+++ Data excerpts

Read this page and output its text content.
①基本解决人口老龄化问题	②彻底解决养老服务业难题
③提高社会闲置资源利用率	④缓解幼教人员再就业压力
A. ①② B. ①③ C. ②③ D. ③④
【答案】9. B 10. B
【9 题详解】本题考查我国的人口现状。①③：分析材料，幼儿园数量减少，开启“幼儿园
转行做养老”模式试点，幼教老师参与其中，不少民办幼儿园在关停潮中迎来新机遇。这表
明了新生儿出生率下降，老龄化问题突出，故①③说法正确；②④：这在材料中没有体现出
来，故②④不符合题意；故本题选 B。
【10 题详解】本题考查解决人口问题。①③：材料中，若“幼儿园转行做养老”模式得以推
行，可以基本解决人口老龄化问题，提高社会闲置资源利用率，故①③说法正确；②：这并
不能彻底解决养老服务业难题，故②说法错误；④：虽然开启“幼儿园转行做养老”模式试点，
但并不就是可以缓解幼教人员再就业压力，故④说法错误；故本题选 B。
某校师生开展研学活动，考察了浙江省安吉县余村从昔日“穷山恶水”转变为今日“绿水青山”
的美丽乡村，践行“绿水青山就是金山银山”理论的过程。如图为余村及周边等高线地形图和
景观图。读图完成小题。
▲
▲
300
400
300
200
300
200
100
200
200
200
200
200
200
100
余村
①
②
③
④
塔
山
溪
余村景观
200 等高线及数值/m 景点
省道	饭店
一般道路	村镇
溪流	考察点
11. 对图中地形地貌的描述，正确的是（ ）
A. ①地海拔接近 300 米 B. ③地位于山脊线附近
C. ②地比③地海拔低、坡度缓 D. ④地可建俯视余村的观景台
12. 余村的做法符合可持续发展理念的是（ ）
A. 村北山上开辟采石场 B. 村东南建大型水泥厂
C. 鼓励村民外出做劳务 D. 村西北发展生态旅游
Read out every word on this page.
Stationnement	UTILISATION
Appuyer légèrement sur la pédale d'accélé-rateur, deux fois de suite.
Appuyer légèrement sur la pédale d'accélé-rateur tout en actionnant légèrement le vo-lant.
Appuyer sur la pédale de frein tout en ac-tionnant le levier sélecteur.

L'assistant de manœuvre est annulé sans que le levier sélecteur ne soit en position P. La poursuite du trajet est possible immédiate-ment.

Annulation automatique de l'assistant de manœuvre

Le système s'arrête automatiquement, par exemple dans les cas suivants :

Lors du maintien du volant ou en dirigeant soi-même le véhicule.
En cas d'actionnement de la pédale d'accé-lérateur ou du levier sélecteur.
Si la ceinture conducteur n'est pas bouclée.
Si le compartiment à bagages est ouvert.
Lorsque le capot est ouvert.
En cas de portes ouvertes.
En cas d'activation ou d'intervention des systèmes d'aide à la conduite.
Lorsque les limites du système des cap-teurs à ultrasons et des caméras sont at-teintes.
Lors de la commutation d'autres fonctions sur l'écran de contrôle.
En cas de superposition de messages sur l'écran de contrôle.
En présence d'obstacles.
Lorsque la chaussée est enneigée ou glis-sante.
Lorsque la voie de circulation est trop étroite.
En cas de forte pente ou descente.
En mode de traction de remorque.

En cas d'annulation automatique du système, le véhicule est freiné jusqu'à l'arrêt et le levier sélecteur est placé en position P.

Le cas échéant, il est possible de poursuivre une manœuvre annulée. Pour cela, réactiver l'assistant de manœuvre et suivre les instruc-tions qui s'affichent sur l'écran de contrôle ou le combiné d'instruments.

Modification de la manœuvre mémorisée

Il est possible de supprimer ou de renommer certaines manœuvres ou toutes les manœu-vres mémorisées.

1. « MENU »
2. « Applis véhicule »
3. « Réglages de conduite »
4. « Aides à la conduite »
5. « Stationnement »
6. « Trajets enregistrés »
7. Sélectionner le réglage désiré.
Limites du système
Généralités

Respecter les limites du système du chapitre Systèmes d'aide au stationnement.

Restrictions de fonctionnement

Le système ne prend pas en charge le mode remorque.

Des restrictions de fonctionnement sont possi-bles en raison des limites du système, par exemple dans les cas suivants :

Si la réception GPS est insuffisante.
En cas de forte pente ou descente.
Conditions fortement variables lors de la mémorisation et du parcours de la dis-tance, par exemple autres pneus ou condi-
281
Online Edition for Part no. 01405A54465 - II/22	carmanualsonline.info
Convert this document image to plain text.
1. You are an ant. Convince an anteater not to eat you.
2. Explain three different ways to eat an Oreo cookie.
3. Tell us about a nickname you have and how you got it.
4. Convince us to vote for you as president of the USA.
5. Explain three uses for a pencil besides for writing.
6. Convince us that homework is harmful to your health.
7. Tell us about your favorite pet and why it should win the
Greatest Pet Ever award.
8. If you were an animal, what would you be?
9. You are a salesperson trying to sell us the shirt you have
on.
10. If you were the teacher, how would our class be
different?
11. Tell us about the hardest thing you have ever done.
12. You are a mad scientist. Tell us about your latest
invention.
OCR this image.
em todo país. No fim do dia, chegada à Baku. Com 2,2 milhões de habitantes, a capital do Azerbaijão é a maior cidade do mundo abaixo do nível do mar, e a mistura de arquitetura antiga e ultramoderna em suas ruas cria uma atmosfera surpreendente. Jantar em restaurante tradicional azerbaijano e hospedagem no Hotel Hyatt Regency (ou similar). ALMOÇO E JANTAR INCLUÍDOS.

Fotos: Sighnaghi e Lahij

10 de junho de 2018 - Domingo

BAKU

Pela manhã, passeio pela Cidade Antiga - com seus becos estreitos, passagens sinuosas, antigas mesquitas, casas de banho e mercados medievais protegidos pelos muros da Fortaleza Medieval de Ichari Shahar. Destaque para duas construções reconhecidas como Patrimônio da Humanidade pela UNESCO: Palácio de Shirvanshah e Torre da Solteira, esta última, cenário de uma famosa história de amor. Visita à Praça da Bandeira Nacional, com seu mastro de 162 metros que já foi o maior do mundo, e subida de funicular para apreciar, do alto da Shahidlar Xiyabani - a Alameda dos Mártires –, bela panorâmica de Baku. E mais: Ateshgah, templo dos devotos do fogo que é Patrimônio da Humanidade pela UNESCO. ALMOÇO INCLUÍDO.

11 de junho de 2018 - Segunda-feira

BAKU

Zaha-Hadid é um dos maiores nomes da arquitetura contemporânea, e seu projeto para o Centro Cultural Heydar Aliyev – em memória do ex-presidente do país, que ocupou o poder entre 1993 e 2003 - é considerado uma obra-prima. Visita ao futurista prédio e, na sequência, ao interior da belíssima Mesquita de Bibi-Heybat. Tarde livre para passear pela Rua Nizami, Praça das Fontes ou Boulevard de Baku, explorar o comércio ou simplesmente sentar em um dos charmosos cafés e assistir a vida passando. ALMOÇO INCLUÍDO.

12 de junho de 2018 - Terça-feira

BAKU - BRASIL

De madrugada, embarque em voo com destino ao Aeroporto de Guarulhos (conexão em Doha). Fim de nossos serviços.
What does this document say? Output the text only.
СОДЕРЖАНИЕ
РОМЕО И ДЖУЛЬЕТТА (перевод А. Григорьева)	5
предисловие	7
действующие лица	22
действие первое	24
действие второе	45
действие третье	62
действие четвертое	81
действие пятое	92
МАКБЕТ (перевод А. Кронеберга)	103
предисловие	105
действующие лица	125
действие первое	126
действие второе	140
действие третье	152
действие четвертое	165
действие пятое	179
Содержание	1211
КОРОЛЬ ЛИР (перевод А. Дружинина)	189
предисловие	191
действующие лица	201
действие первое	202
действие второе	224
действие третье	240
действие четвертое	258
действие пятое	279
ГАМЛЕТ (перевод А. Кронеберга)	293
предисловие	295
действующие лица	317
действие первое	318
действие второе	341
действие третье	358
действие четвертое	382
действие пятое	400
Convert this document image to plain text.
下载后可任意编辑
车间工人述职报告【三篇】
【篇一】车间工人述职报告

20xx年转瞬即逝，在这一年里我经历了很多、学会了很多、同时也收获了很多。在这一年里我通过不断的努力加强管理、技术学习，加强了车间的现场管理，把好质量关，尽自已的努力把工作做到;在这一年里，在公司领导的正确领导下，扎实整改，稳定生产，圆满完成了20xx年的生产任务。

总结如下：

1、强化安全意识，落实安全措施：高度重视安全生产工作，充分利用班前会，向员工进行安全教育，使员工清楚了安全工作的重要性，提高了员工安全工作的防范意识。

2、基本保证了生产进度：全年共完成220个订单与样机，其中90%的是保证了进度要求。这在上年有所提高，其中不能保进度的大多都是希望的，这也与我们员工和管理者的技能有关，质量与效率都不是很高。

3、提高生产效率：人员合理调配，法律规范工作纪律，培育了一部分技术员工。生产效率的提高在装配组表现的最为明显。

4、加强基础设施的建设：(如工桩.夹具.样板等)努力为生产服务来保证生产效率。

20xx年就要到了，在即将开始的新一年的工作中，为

++++++

> [Task to carry out]: Working from the listing above, pick out every line that has "故①③说法正确" and copy it.

> [Exercise solution]:
明了新生儿出生率下降，老龄化问题突出，故①③说法正确；②④：这在材料中没有体现出
行，可以基本解决人口老龄化问题，提高社会闲置资源利用率，故①③说法正确；②：这并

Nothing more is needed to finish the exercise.